**** LISTED ENTRIES

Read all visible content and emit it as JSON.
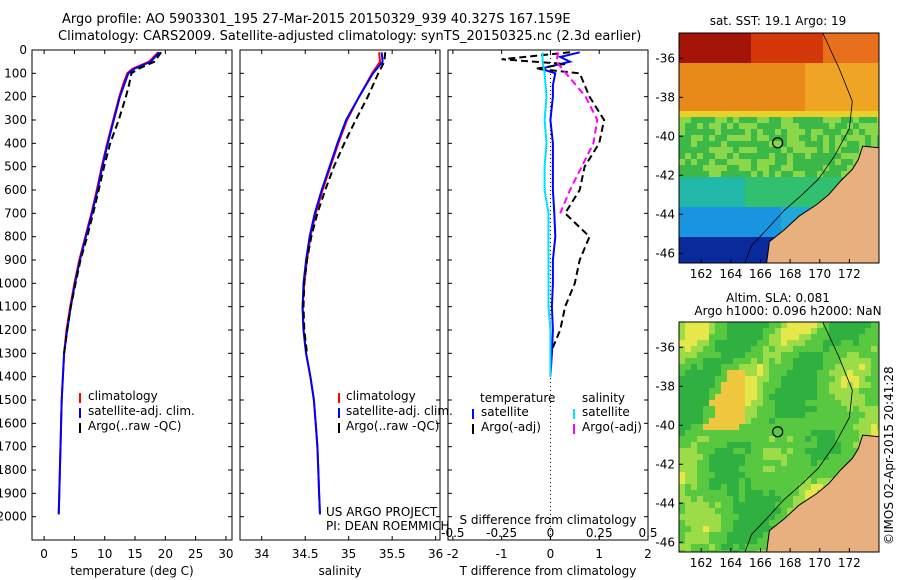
{
  "header": {
    "line1": "Argo profile: AO 5903301_195 27-Mar-2015 20150329_939 40.327S 167.159E",
    "line2": "Climatology: CARS2009. Satellite-adjusted climatology: synTS_20150325.nc (2.3d earlier)"
  },
  "colors": {
    "climatology": "#ff0000",
    "satellite": "#0000ff",
    "argo": "#000000",
    "sal_satellite": "#00e0ff",
    "sal_argo": "#ff00ff",
    "land": "#e8b07e"
  },
  "depth_axis": {
    "ticks": [
      "0",
      "100",
      "200",
      "300",
      "400",
      "500",
      "600",
      "700",
      "800",
      "900",
      "1000",
      "1100",
      "1200",
      "1300",
      "1400",
      "1500",
      "1600",
      "1700",
      "1800",
      "1900",
      "2000"
    ],
    "range": [
      0,
      2100
    ]
  },
  "chart_data": [
    {
      "type": "line",
      "xlabel": "temperature (deg C)",
      "xticks": [
        "0",
        "5",
        "10",
        "15",
        "20",
        "25",
        "30"
      ],
      "xlim": [
        -2,
        31
      ],
      "ylim": [
        0,
        2100
      ],
      "legend": [
        "climatology",
        "satellite-adj. clim.",
        "Argo(..raw -QC)"
      ],
      "series": [
        {
          "name": "climatology",
          "depth": [
            10,
            50,
            80,
            100,
            150,
            200,
            300,
            400,
            500,
            600,
            700,
            800,
            900,
            1000,
            1100,
            1200,
            1300,
            1400,
            1500,
            1600,
            1700,
            1800,
            1900,
            1990
          ],
          "values": [
            18.8,
            17.3,
            14.6,
            13.7,
            13.0,
            12.4,
            11.4,
            10.4,
            9.5,
            8.7,
            7.8,
            6.8,
            5.8,
            5.0,
            4.3,
            3.7,
            3.3,
            3.1,
            2.9,
            2.8,
            2.7,
            2.6,
            2.5,
            2.4
          ]
        },
        {
          "name": "satellite-adj. clim.",
          "depth": [
            10,
            50,
            80,
            100,
            150,
            200,
            300,
            400,
            500,
            600,
            700,
            800,
            900,
            1000,
            1100,
            1200,
            1300,
            1400,
            1500,
            1600,
            1700,
            1800,
            1900,
            1990
          ],
          "values": [
            19.0,
            17.6,
            14.9,
            13.9,
            13.2,
            12.5,
            11.5,
            10.5,
            9.6,
            8.8,
            7.9,
            6.9,
            5.9,
            5.1,
            4.4,
            3.8,
            3.3,
            3.1,
            2.9,
            2.8,
            2.7,
            2.6,
            2.5,
            2.4
          ]
        },
        {
          "name": "Argo(..raw -QC)",
          "depth": [
            10,
            50,
            80,
            100,
            150,
            200,
            300,
            400,
            500,
            600,
            700,
            800,
            900,
            1000,
            1100,
            1200,
            1300
          ],
          "values": [
            19.3,
            18.2,
            15.6,
            14.4,
            14.0,
            13.5,
            12.3,
            10.9,
            9.9,
            9.0,
            8.1,
            7.1,
            6.0,
            5.2,
            4.4,
            3.8,
            3.3
          ]
        }
      ]
    },
    {
      "type": "line",
      "xlabel": "salinity",
      "xticks": [
        "34",
        "34.5",
        "35",
        "35.5",
        "36"
      ],
      "xlim": [
        33.75,
        36.05
      ],
      "ylim": [
        0,
        2100
      ],
      "legend": [
        "climatology",
        "satellite-adj. clim.",
        "Argo(..raw -QC)"
      ],
      "series": [
        {
          "name": "climatology",
          "depth": [
            10,
            50,
            100,
            200,
            300,
            400,
            500,
            600,
            700,
            800,
            900,
            1000,
            1100,
            1200,
            1300,
            1400,
            1500,
            1600,
            1700,
            1800,
            1900,
            1990
          ],
          "values": [
            35.35,
            35.36,
            35.27,
            35.12,
            34.98,
            34.88,
            34.79,
            34.7,
            34.62,
            34.56,
            34.52,
            34.49,
            34.47,
            34.48,
            34.51,
            34.56,
            34.6,
            34.62,
            34.64,
            34.65,
            34.66,
            34.67
          ]
        },
        {
          "name": "satellite-adj. clim.",
          "depth": [
            10,
            50,
            100,
            200,
            300,
            400,
            500,
            600,
            700,
            800,
            900,
            1000,
            1100,
            1200,
            1300,
            1400,
            1500,
            1600,
            1700,
            1800,
            1900,
            1990
          ],
          "values": [
            35.38,
            35.39,
            35.28,
            35.12,
            34.97,
            34.87,
            34.78,
            34.69,
            34.61,
            34.55,
            34.51,
            34.48,
            34.47,
            34.48,
            34.51,
            34.56,
            34.6,
            34.62,
            34.64,
            34.65,
            34.66,
            34.67
          ]
        },
        {
          "name": "Argo(..raw -QC)",
          "depth": [
            10,
            50,
            100,
            200,
            300,
            400,
            500,
            600,
            700,
            800,
            900,
            1000,
            1100,
            1200,
            1300
          ],
          "values": [
            35.42,
            35.41,
            35.34,
            35.22,
            35.08,
            34.95,
            34.83,
            34.73,
            34.64,
            34.57,
            34.52,
            34.49,
            34.48,
            34.49,
            34.52
          ]
        }
      ],
      "annotation": [
        "US ARGO PROJECT",
        "PI: DEAN ROEMMICH"
      ]
    },
    {
      "type": "line",
      "xlabel_bottom": "T difference from climatology",
      "xlabel_top": "S difference from climatology",
      "xticks_bottom": [
        "-2",
        "-1",
        "0",
        "1",
        "2"
      ],
      "xticks_top": [
        "-0.5",
        "-0.25",
        "0",
        "0.25",
        "0.5"
      ],
      "xlim": [
        -2.1,
        2.0
      ],
      "ylim": [
        0,
        2100
      ],
      "legend": {
        "temperature": [
          "satellite",
          "Argo(-adj)"
        ],
        "salinity": [
          "satellite",
          "Argo(-adj)"
        ],
        "headers": [
          "temperature",
          "salinity"
        ]
      },
      "series": [
        {
          "name": "satellite",
          "group": "temperature",
          "depth": [
            10,
            30,
            50,
            80,
            100,
            150,
            200,
            300,
            400,
            500,
            600,
            700,
            800,
            900,
            1000,
            1100,
            1200,
            1300,
            1400
          ],
          "values": [
            0.6,
            0.2,
            0.4,
            -0.2,
            0.1,
            0.05,
            0.05,
            0.0,
            0.05,
            0.05,
            0.05,
            0.08,
            0.1,
            0.05,
            0.05,
            0.03,
            0.05,
            0.03,
            0.0
          ]
        },
        {
          "name": "Argo(-adj)",
          "group": "temperature",
          "depth": [
            10,
            40,
            60,
            80,
            100,
            150,
            200,
            300,
            400,
            500,
            600,
            700,
            800,
            900,
            1000,
            1100,
            1200,
            1300
          ],
          "values": [
            0.4,
            -1.0,
            0.3,
            -0.3,
            0.6,
            0.7,
            0.8,
            1.1,
            1.0,
            0.7,
            0.6,
            0.3,
            0.8,
            0.6,
            0.5,
            0.3,
            0.2,
            0.0
          ]
        },
        {
          "name": "satellite",
          "group": "salinity",
          "depth": [
            10,
            50,
            100,
            200,
            300,
            400,
            500,
            600,
            700,
            800,
            900,
            1000,
            1100,
            1200,
            1300,
            1400
          ],
          "values": [
            -0.04,
            -0.04,
            -0.03,
            -0.02,
            -0.03,
            -0.02,
            -0.03,
            -0.03,
            -0.01,
            -0.01,
            -0.01,
            -0.01,
            -0.01,
            0.0,
            0.0,
            0.0
          ]
        },
        {
          "name": "Argo(-adj)",
          "group": "salinity",
          "depth": [
            10,
            50,
            100,
            200,
            300,
            400,
            500,
            600,
            700
          ],
          "values": [
            0.04,
            0.03,
            0.08,
            0.18,
            0.24,
            0.22,
            0.16,
            0.1,
            0.05
          ]
        }
      ]
    },
    {
      "type": "heatmap",
      "title": "sat. SST: 19.1 Argo: 19",
      "xticks": [
        "162",
        "164",
        "166",
        "168",
        "170",
        "172"
      ],
      "yticks": [
        "-36",
        "-38",
        "-40",
        "-42",
        "-44",
        "-46"
      ],
      "xlim": [
        160.5,
        174
      ],
      "ylim": [
        -46.5,
        -34.7
      ],
      "marker": {
        "lon": 167.16,
        "lat": -40.33
      }
    },
    {
      "type": "heatmap",
      "title": "Altim. SLA: 0.081",
      "subtitle": "Argo h1000: 0.096 h2000: NaN",
      "xticks": [
        "162",
        "164",
        "166",
        "168",
        "170",
        "172"
      ],
      "yticks": [
        "-36",
        "-38",
        "-40",
        "-42",
        "-44",
        "-46"
      ],
      "xlim": [
        160.5,
        174
      ],
      "ylim": [
        -46.5,
        -34.7
      ],
      "marker": {
        "lon": 167.16,
        "lat": -40.33
      }
    }
  ],
  "watermark": "©IMOS 02-Apr-2015 20:41:28"
}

********

Go through the records and show every line with the string "climatology" in it.

• COMPLETE ANSWER:
    "line2": "Climatology: CARS2009. Satellite-adjusted climatology: synTS_20150325.nc (2.3d earlier)"
    "climatology": "#ff0000",
        "climatology",
          "name": "climatology",
        "climatology",
          "name": "climatology",
      "xlabel_bottom": "T difference from climatology",
      "xlabel_top": "S difference from climatology",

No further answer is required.